__WHAT THE EXERCISE ASKS__
Identify every line in the records below that contains the word "address", and reproduce each one.

Records:
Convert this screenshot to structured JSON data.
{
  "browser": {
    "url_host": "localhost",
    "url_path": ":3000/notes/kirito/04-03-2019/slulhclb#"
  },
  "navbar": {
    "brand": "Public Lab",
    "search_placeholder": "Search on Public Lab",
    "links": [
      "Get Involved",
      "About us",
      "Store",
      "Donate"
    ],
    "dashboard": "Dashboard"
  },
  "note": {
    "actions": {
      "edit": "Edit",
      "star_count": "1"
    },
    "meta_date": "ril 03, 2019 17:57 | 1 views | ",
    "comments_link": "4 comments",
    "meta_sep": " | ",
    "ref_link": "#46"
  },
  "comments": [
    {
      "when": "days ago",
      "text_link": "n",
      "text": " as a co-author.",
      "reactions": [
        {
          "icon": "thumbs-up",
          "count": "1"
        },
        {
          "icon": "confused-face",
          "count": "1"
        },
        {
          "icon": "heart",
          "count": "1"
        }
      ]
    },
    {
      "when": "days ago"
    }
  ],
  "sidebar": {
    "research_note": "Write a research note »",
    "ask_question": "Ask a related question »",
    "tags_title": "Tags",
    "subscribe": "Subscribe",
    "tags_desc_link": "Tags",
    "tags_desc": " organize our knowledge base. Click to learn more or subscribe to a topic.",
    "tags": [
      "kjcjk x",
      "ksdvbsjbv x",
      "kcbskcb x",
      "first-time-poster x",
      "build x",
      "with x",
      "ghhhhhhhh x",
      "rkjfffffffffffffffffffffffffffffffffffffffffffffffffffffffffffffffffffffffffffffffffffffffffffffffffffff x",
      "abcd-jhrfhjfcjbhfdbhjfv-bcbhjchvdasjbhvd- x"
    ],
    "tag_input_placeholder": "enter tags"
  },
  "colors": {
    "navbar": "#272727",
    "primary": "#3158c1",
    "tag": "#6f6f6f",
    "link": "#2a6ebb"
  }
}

* * *

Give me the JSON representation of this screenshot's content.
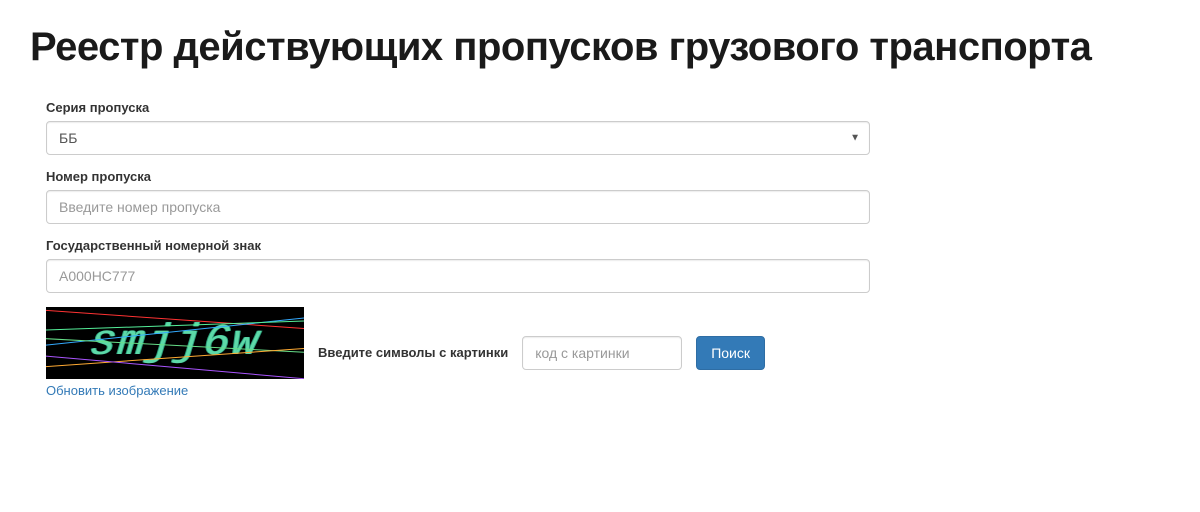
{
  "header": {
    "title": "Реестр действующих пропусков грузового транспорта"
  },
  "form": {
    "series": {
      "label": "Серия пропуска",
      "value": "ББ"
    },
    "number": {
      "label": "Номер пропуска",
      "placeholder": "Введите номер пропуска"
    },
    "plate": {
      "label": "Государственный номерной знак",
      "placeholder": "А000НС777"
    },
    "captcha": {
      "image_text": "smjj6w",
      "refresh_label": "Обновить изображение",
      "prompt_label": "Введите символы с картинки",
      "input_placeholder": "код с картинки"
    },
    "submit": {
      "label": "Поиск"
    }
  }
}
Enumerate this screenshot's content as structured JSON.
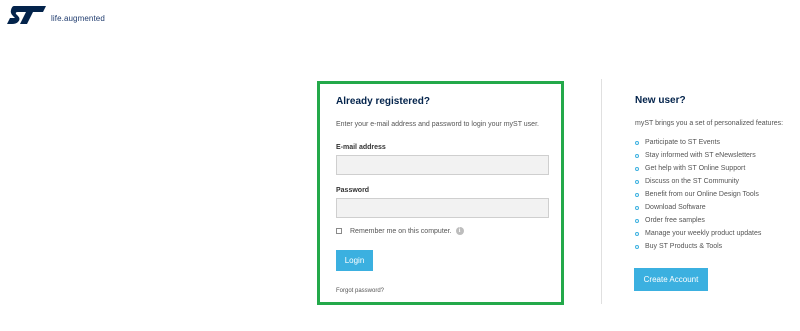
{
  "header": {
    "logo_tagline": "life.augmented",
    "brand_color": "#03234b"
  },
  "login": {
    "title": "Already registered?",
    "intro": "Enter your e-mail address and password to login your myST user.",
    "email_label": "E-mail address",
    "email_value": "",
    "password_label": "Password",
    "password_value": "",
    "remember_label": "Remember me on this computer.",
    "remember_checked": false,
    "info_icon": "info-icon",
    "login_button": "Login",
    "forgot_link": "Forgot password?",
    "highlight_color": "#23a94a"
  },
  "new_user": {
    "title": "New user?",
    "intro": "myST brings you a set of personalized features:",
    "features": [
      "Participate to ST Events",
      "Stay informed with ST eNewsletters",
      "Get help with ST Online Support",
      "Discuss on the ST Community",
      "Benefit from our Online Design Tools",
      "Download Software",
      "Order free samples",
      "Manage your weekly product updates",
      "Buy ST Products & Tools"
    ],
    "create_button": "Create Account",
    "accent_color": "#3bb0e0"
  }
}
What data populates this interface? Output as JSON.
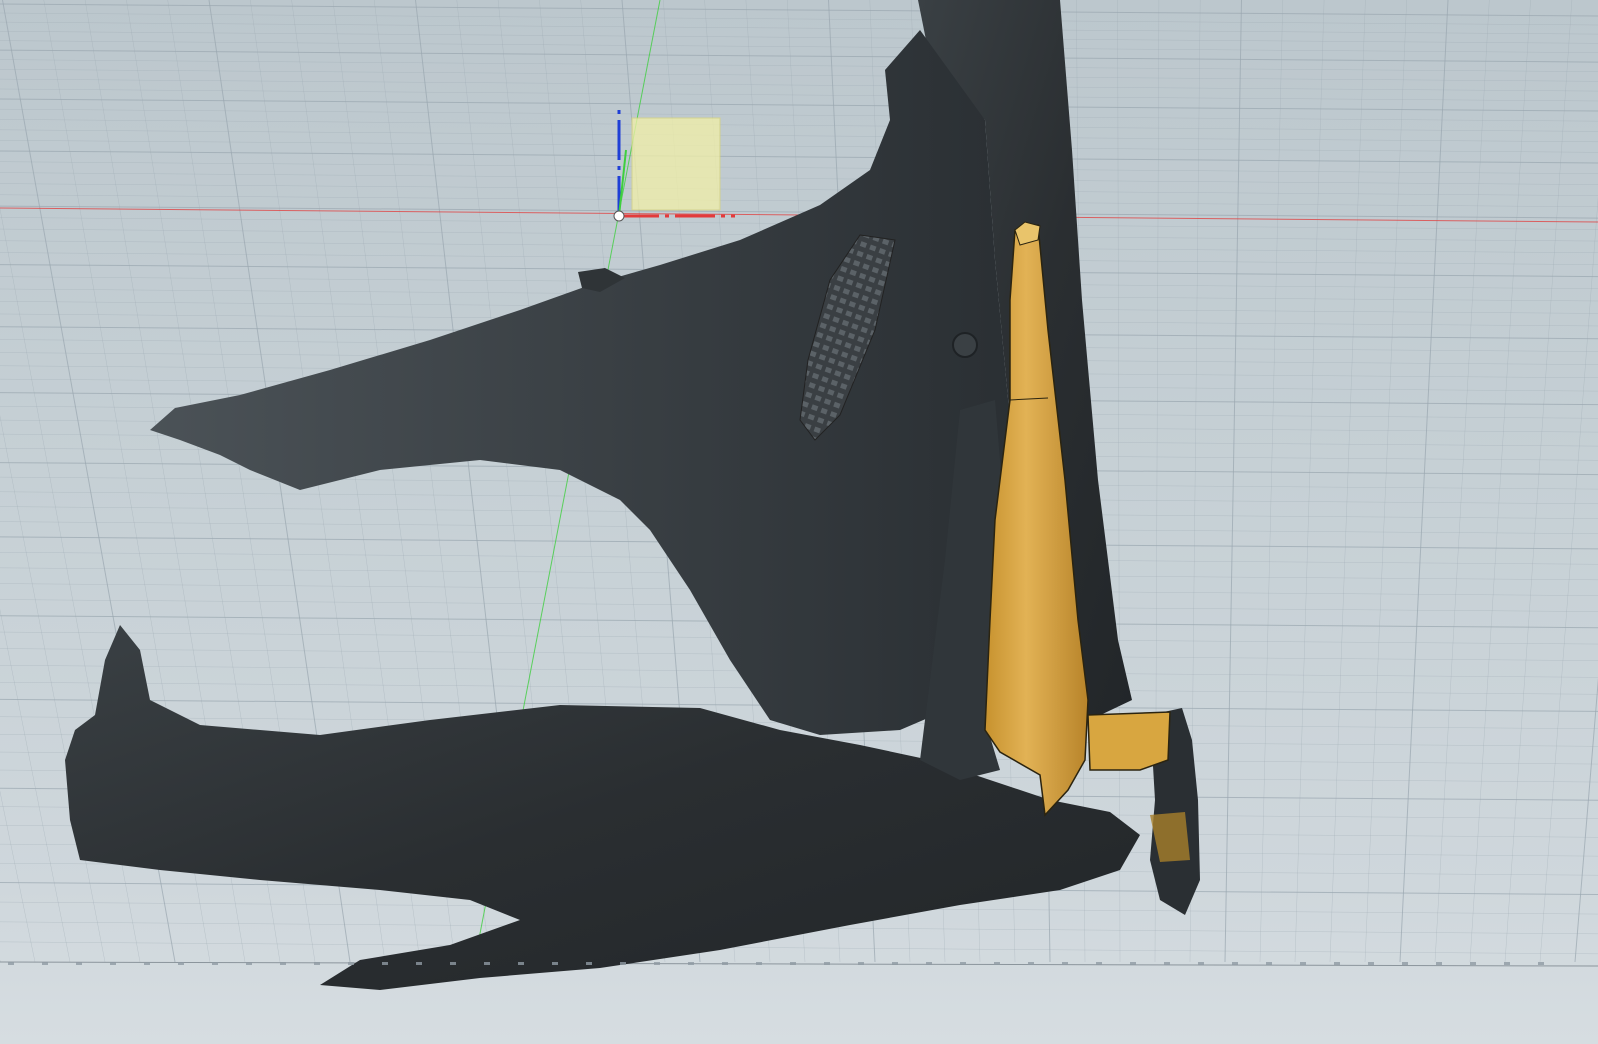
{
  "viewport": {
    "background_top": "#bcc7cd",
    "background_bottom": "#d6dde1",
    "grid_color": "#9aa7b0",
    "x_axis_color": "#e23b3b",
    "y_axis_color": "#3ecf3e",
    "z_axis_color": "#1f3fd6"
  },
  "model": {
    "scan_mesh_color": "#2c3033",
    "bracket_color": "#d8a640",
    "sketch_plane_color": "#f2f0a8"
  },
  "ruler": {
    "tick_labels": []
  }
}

__OUTPUT FOR THIS EXERCISE__
    "intro": "Enter your e-mail address and password to login your myST user.",
    "email_label": "E-mail address",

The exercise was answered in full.